Task objective> Check each line of the listing below for the string "right", and give only how many lines hold it.

** begin Provided material **

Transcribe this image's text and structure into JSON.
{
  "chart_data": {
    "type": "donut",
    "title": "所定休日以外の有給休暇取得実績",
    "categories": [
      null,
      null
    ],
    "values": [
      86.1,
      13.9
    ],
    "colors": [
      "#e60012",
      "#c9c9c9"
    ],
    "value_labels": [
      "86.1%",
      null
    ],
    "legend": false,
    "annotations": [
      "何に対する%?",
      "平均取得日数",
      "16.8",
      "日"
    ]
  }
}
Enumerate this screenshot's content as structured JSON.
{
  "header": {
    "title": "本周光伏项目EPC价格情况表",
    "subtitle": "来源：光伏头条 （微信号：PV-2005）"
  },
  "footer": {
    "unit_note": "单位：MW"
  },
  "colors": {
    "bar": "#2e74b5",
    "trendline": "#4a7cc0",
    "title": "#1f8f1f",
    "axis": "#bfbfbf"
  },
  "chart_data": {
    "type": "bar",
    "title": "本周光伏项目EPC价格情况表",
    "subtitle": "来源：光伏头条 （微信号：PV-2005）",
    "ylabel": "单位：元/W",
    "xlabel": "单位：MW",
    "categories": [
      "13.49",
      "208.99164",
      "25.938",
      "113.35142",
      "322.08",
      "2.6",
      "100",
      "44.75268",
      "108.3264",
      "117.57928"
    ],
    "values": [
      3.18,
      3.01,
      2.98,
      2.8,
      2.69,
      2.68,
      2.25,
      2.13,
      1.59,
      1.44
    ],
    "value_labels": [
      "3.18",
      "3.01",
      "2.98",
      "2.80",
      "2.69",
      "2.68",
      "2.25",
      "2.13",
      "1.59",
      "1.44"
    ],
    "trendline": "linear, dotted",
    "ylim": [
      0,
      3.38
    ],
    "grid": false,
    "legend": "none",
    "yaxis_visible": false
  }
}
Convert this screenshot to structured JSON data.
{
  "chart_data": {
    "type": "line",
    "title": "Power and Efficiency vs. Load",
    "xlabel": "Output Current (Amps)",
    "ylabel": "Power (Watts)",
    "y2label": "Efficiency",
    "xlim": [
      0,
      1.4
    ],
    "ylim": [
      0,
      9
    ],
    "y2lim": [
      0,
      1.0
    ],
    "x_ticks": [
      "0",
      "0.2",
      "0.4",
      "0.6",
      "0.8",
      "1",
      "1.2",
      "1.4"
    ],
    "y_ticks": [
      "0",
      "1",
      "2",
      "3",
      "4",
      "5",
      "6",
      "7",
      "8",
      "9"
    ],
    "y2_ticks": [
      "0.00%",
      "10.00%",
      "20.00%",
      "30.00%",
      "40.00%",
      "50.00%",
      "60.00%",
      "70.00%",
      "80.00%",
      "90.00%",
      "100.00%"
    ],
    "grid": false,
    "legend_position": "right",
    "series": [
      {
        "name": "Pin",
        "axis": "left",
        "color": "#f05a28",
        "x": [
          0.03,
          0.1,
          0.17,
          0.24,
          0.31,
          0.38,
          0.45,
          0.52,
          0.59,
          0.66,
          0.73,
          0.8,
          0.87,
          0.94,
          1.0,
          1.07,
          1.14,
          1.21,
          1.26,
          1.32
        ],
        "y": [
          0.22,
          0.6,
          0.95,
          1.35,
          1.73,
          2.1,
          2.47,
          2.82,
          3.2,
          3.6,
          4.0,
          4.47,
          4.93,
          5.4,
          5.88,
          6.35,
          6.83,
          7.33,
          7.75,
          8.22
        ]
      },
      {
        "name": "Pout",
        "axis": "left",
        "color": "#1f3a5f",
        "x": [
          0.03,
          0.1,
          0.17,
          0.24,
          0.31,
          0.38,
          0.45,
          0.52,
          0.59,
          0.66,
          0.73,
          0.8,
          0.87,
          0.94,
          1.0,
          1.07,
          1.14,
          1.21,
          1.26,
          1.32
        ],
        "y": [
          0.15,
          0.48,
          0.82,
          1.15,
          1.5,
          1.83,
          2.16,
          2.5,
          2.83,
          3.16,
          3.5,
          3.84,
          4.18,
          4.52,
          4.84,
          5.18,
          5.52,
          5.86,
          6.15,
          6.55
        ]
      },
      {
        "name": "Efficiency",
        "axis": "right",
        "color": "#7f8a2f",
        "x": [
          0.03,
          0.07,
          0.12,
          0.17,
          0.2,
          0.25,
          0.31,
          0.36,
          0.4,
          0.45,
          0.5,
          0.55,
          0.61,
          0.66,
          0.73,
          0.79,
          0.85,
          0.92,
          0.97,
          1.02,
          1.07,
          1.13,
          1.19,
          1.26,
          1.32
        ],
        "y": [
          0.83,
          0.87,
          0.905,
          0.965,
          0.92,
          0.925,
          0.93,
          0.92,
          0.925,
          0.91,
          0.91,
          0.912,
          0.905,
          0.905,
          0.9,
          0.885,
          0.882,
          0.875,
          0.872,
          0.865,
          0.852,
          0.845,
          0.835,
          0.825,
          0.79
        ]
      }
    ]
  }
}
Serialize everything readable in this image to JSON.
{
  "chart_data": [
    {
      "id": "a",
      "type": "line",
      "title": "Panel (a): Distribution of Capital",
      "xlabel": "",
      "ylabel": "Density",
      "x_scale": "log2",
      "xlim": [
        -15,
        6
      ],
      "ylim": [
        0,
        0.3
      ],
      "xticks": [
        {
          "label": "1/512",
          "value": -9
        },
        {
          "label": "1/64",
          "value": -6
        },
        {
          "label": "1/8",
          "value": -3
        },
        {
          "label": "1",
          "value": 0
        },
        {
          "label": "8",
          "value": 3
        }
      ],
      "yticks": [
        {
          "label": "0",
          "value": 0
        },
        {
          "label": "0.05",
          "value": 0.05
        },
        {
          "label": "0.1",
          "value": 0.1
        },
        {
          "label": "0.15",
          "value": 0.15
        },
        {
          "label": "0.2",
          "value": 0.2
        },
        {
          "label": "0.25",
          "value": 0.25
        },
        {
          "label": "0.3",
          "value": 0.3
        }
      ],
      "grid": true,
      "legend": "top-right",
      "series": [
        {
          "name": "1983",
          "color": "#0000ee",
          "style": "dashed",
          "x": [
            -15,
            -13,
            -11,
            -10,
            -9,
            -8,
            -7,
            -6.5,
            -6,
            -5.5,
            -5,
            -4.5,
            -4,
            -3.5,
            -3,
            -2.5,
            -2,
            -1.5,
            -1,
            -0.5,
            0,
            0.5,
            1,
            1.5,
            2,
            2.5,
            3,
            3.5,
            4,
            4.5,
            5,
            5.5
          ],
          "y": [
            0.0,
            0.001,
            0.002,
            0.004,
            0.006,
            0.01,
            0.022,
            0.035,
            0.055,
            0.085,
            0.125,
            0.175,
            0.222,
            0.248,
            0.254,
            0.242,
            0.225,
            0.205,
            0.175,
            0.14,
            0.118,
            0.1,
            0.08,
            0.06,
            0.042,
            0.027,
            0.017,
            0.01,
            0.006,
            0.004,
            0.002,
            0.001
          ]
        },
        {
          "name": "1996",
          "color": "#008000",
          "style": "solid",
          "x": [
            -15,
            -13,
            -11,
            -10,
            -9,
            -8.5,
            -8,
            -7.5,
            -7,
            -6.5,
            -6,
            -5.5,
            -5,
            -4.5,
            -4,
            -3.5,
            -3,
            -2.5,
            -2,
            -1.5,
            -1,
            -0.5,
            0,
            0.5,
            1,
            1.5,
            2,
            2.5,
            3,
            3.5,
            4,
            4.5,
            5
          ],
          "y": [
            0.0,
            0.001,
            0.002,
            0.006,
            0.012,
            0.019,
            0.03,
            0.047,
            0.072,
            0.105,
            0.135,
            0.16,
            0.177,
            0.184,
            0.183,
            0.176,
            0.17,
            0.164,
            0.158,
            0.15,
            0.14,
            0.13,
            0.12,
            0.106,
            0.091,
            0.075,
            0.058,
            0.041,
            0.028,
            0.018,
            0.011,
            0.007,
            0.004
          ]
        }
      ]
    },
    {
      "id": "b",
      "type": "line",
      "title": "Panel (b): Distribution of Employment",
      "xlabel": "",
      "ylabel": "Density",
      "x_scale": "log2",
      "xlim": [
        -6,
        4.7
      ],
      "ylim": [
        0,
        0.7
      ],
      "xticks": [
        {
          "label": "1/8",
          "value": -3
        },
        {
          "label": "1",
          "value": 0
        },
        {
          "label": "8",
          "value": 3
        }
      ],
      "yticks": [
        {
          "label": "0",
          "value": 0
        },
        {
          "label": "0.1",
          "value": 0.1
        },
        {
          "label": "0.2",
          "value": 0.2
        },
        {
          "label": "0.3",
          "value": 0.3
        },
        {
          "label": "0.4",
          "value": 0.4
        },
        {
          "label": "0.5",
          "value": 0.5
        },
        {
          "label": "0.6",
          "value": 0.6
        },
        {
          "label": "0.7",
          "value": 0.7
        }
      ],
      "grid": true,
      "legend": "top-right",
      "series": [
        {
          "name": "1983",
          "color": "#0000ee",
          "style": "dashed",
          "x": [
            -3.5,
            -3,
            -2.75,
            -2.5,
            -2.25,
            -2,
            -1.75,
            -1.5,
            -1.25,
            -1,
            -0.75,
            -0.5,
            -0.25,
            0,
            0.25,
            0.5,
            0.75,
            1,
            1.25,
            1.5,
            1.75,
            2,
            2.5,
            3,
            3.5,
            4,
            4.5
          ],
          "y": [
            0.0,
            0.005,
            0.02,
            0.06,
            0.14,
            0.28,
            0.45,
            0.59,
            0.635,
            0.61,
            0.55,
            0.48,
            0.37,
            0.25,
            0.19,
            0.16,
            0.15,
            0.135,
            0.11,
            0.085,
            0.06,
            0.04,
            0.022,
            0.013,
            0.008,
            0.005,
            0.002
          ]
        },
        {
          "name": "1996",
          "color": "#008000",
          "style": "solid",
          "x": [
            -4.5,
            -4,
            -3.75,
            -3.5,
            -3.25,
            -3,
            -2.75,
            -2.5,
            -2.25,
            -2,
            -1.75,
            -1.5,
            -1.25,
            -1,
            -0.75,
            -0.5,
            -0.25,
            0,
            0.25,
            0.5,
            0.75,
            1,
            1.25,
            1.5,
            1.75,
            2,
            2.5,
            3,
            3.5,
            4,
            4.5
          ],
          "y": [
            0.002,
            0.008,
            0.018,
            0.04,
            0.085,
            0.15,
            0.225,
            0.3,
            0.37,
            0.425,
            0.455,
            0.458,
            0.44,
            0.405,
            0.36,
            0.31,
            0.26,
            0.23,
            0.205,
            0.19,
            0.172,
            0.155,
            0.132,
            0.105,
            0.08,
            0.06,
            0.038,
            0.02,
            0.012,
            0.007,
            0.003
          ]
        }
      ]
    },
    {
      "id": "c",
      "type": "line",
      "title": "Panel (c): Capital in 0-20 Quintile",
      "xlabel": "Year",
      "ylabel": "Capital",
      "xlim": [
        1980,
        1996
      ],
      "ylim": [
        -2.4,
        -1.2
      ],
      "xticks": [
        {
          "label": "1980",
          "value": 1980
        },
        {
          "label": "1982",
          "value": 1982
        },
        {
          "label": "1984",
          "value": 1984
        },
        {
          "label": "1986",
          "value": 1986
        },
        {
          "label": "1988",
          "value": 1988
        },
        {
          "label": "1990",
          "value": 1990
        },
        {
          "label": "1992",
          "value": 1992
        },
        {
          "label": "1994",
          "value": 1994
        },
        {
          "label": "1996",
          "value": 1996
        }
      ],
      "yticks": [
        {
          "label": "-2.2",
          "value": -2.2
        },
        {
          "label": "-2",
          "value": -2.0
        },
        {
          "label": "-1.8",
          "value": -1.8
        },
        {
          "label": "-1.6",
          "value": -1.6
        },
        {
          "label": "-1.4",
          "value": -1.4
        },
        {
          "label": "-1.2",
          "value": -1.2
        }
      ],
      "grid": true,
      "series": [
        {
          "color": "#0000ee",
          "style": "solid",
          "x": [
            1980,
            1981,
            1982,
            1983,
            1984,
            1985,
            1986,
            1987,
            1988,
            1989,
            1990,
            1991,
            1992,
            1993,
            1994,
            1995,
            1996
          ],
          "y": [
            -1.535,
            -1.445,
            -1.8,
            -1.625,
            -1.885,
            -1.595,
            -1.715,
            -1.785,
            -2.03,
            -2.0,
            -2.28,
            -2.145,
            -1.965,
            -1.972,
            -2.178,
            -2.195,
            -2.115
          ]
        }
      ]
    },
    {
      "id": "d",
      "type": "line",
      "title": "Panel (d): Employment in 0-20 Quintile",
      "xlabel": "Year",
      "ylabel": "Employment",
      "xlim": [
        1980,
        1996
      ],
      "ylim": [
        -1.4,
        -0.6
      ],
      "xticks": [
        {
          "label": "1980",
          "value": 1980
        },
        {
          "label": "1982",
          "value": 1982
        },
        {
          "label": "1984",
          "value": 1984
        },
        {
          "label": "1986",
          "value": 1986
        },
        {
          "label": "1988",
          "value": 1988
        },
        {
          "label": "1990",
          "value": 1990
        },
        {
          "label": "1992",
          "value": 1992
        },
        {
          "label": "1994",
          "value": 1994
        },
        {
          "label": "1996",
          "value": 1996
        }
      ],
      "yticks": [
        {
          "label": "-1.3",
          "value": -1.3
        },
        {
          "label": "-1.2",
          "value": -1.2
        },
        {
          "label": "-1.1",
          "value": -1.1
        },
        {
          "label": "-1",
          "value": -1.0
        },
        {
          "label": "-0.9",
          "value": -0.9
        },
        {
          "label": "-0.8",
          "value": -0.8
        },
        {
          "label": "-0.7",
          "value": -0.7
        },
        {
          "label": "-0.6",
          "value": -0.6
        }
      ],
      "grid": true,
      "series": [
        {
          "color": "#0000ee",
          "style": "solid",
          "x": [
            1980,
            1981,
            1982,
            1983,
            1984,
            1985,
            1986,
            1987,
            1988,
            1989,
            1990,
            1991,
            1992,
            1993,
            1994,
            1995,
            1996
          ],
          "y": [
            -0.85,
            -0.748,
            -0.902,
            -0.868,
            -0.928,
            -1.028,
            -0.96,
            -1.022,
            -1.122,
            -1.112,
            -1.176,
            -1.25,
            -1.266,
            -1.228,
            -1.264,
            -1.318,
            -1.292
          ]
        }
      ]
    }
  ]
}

** end Provided material **

Final result> 4